++++ ITEMS ++++

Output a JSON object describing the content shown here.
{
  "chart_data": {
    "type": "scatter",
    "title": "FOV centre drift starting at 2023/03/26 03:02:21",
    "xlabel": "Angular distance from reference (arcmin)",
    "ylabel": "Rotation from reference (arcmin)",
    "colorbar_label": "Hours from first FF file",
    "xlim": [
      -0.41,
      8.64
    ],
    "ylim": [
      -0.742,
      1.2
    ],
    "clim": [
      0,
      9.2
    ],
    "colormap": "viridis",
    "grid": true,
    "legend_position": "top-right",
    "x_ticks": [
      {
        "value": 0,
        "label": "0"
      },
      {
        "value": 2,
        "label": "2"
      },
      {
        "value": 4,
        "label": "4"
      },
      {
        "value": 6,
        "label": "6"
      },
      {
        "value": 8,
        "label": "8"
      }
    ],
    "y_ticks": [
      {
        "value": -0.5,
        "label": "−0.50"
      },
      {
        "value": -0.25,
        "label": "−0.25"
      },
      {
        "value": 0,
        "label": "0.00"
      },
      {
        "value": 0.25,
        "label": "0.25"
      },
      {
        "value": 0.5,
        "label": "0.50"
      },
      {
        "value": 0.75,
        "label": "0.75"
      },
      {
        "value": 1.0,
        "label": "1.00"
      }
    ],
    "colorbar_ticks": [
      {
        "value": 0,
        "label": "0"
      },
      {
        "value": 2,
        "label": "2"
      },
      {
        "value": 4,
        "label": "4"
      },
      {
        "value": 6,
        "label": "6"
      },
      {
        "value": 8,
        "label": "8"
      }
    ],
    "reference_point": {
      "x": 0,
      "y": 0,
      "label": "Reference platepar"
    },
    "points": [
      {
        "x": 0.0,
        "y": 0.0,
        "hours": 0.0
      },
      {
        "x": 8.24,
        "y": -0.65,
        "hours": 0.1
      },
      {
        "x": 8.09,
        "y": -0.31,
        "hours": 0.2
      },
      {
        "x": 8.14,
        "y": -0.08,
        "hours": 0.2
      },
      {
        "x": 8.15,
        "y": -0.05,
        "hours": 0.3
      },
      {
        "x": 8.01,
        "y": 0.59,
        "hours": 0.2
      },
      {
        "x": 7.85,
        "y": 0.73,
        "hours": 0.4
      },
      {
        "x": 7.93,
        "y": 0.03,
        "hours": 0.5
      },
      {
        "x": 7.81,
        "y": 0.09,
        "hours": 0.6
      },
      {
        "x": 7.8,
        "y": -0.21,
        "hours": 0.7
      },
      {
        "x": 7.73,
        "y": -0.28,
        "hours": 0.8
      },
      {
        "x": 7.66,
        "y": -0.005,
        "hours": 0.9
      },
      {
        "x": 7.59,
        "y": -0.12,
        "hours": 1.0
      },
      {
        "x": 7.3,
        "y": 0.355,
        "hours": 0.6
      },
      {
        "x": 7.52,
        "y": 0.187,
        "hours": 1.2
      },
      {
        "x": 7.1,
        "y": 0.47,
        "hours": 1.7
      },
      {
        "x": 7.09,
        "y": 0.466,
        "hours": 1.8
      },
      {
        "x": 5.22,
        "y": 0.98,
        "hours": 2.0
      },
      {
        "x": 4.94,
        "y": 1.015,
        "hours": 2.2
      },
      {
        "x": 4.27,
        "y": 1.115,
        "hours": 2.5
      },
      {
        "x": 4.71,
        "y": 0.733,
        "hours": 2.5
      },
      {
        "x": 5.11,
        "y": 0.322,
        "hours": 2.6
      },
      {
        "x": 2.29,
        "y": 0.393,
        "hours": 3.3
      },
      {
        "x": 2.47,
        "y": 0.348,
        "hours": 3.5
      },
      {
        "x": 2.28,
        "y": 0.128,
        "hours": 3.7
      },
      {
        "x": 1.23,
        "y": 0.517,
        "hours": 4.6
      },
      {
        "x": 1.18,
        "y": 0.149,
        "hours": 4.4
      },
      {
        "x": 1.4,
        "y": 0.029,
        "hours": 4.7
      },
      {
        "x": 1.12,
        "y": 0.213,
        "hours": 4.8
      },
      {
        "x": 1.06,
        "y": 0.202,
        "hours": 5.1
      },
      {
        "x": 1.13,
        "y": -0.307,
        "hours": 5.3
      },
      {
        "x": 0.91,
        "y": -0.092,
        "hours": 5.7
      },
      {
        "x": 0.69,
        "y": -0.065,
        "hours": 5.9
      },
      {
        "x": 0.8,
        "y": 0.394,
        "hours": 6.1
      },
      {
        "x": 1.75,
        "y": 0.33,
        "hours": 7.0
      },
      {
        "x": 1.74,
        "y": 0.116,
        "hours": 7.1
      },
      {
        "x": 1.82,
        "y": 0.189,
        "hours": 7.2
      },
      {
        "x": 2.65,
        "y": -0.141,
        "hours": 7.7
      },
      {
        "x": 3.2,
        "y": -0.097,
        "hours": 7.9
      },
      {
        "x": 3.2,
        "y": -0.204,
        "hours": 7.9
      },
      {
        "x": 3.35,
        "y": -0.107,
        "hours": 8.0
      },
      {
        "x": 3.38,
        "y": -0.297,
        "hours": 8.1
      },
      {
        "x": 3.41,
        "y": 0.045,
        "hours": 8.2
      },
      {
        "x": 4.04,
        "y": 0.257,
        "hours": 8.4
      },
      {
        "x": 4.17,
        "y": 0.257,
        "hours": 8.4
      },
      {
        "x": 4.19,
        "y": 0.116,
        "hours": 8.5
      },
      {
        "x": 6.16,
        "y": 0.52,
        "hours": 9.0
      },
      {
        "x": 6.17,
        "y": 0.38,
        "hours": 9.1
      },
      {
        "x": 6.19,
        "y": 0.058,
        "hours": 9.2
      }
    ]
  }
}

++++
++++ ITEMS ++++

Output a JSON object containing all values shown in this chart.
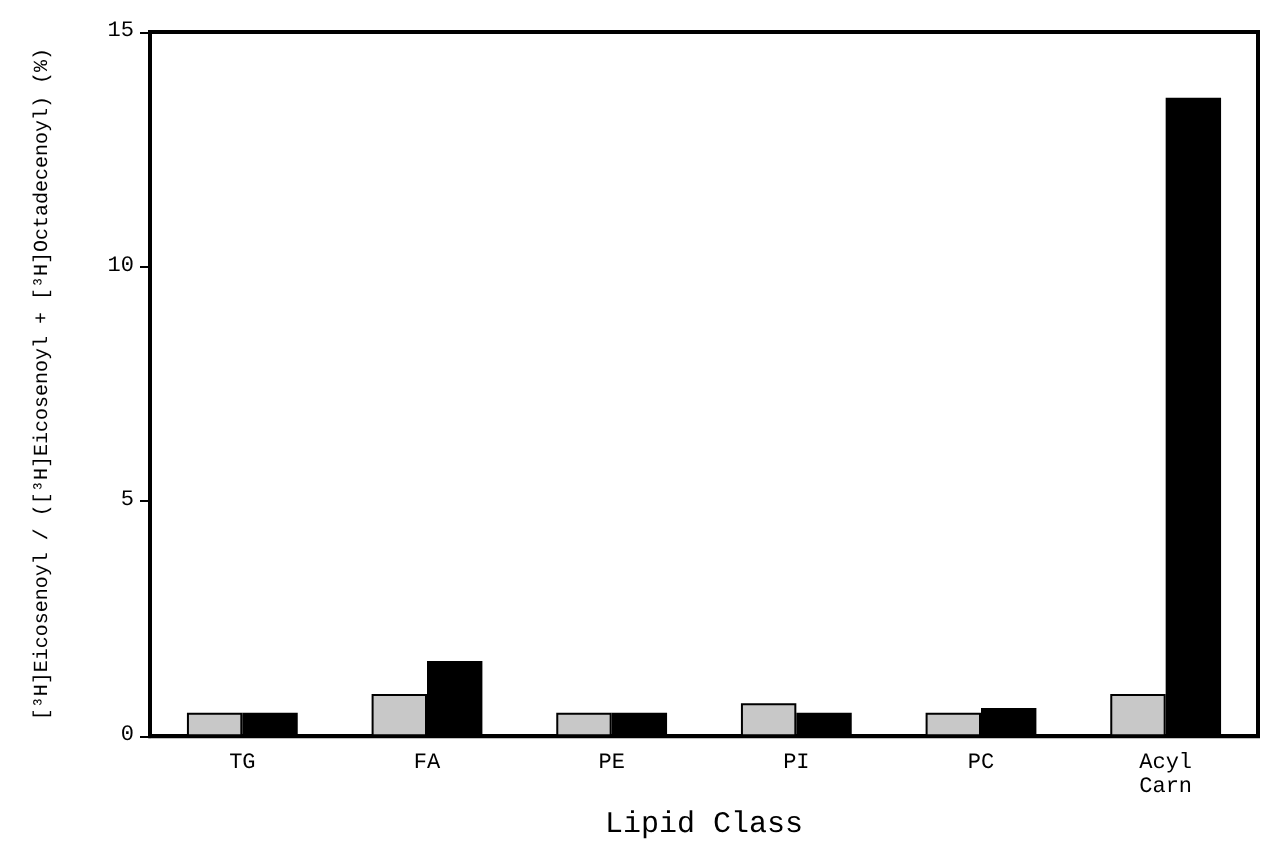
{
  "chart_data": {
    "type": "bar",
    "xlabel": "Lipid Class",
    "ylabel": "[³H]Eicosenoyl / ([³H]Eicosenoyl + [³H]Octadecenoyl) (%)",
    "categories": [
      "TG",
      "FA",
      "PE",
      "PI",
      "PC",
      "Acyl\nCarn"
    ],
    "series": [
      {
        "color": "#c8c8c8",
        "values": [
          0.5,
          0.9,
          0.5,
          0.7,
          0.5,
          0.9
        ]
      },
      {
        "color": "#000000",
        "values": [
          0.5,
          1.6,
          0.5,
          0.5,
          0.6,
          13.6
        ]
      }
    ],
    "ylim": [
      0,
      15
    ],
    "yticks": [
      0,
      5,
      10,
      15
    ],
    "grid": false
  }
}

++++

WHAT IS BEING ASKED: Give the number of lines in the entries that hold the word "JSON", and nothing else.

EXPECTED ANSWER: 2